TASK DIRECTIONS: Your job is to retype all of the data word for word, leaving every image out.

►

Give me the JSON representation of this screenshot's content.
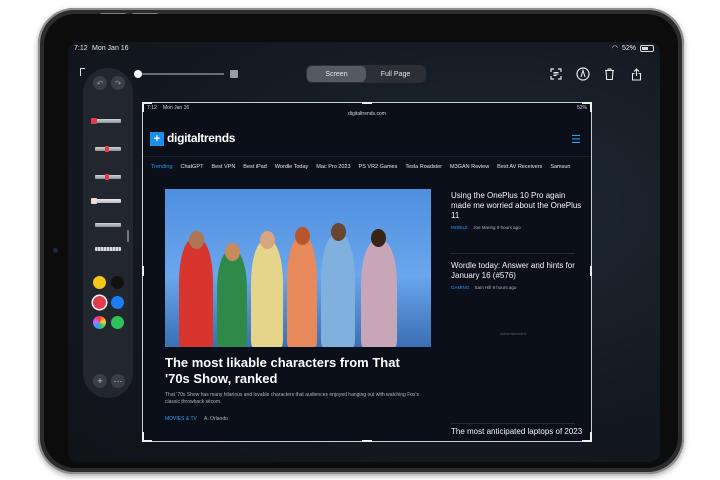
{
  "status_bar": {
    "time": "7:12",
    "date": "Mon Jan 16",
    "battery": "52%"
  },
  "toolbar": {
    "segments": [
      "Screen",
      "Full Page"
    ],
    "active_segment": "Screen"
  },
  "icons": {
    "crop": "crop-corner-icon",
    "undo": "undo-icon",
    "redo": "redo-icon",
    "text": "text-recognition-icon",
    "markup": "markup-pen-icon",
    "delete": "trash-icon",
    "share": "share-icon"
  },
  "palette": {
    "colors": [
      "#f5c518",
      "#111111",
      "#e23b4a",
      "#1e7cf2",
      "#c9a0ff",
      "#2fc15a"
    ],
    "selected_color": "#e23b4a",
    "add_label": "+",
    "more_label": "···"
  },
  "capture": {
    "status": {
      "time": "7:12",
      "date": "Mon Jan 16",
      "url": "digitaltrends.com",
      "battery": "52%"
    },
    "site": {
      "logo": "digitaltrends"
    },
    "nav": [
      "Trending",
      "ChatGPT",
      "Best VPN",
      "Best iPad",
      "Wordle Today",
      "Mac Pro 2023",
      "PS VR2 Games",
      "Tesla Roadster",
      "M3GAN Review",
      "Best AV Receivers",
      "Samsun"
    ],
    "hero": {
      "title": "The most likable characters from That '70s Show, ranked",
      "description": "That '70s Show has many hilarious and lovable characters that audiences enjoyed hanging out with watching Fox's classic throwback sitcom.",
      "category": "MOVIES & TV",
      "author": "A. Orlando"
    },
    "side_articles": [
      {
        "title": "Using the OnePlus 10 Pro again made me worried about the OnePlus 11",
        "category": "MOBILE",
        "author": "Joe Maring",
        "time": "9 hours ago"
      },
      {
        "title": "Wordle today: Answer and hints for January 16 (#576)",
        "category": "GAMING",
        "author": "Sam Hill",
        "time": "9 hours ago"
      },
      {
        "title": "The most anticipated laptops of 2023"
      }
    ],
    "advertisement": "Advertisement"
  }
}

◄

RESULT OF THIS EXERCISE:
Give me the JSON representation of this screenshot's content.
{
  "status_bar": {
    "time": "7:12",
    "date": "Mon Jan 16",
    "battery": "52%"
  },
  "toolbar": {
    "segments": [
      "Screen",
      "Full Page"
    ],
    "active_segment": "Screen"
  },
  "icons": {
    "crop": "crop-corner-icon",
    "undo": "undo-icon",
    "redo": "redo-icon",
    "text": "text-recognition-icon",
    "markup": "markup-pen-icon",
    "delete": "trash-icon",
    "share": "share-icon"
  },
  "palette": {
    "colors": [
      "#f5c518",
      "#111111",
      "#e23b4a",
      "#1e7cf2",
      "#c9a0ff",
      "#2fc15a"
    ],
    "selected_color": "#e23b4a",
    "add_label": "+",
    "more_label": "···"
  },
  "capture": {
    "status": {
      "time": "7:12",
      "date": "Mon Jan 16",
      "url": "digitaltrends.com",
      "battery": "52%"
    },
    "site": {
      "logo": "digitaltrends"
    },
    "nav": [
      "Trending",
      "ChatGPT",
      "Best VPN",
      "Best iPad",
      "Wordle Today",
      "Mac Pro 2023",
      "PS VR2 Games",
      "Tesla Roadster",
      "M3GAN Review",
      "Best AV Receivers",
      "Samsun"
    ],
    "hero": {
      "title": "The most likable characters from That '70s Show, ranked",
      "description": "That '70s Show has many hilarious and lovable characters that audiences enjoyed hanging out with watching Fox's classic throwback sitcom.",
      "category": "MOVIES & TV",
      "author": "A. Orlando"
    },
    "side_articles": [
      {
        "title": "Using the OnePlus 10 Pro again made me worried about the OnePlus 11",
        "category": "MOBILE",
        "author": "Joe Maring",
        "time": "9 hours ago"
      },
      {
        "title": "Wordle today: Answer and hints for January 16 (#576)",
        "category": "GAMING",
        "author": "Sam Hill",
        "time": "9 hours ago"
      },
      {
        "title": "The most anticipated laptops of 2023"
      }
    ],
    "advertisement": "Advertisement"
  }
}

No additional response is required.